* Exercise prompt: Reproduce the entries exactly.

[Figure record listings]
+ + + + +

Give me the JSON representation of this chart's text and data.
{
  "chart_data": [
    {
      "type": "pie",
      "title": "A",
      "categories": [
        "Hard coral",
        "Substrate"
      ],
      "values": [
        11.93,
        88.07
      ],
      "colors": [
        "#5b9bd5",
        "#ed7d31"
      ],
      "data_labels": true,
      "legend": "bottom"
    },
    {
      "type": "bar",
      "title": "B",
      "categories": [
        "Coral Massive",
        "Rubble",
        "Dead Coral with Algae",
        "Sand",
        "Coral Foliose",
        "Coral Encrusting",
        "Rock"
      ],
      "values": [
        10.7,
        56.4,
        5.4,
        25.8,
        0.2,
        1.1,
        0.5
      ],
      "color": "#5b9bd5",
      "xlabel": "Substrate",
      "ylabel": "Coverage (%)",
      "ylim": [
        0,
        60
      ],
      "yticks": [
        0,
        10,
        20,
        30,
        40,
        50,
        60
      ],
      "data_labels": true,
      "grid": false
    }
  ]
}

+ + + + +

* The reply:
Give me the JSON representation of this chart's text and data.
{
  "chart_data": [
    {
      "type": "pie",
      "title": "A",
      "categories": [
        "Hard coral",
        "Substrate"
      ],
      "values": [
        11.93,
        88.07
      ],
      "colors": [
        "#5b9bd5",
        "#ed7d31"
      ],
      "data_labels": true,
      "legend": "bottom"
    },
    {
      "type": "bar",
      "title": "B",
      "categories": [
        "Coral Massive",
        "Rubble",
        "Dead Coral with Algae",
        "Sand",
        "Coral Foliose",
        "Coral Encrusting",
        "Rock"
      ],
      "values": [
        10.7,
        56.4,
        5.4,
        25.8,
        0.2,
        1.1,
        0.5
      ],
      "color": "#5b9bd5",
      "xlabel": "Substrate",
      "ylabel": "Coverage (%)",
      "ylim": [
        0,
        60
      ],
      "yticks": [
        0,
        10,
        20,
        30,
        40,
        50,
        60
      ],
      "data_labels": true,
      "grid": false
    }
  ]
}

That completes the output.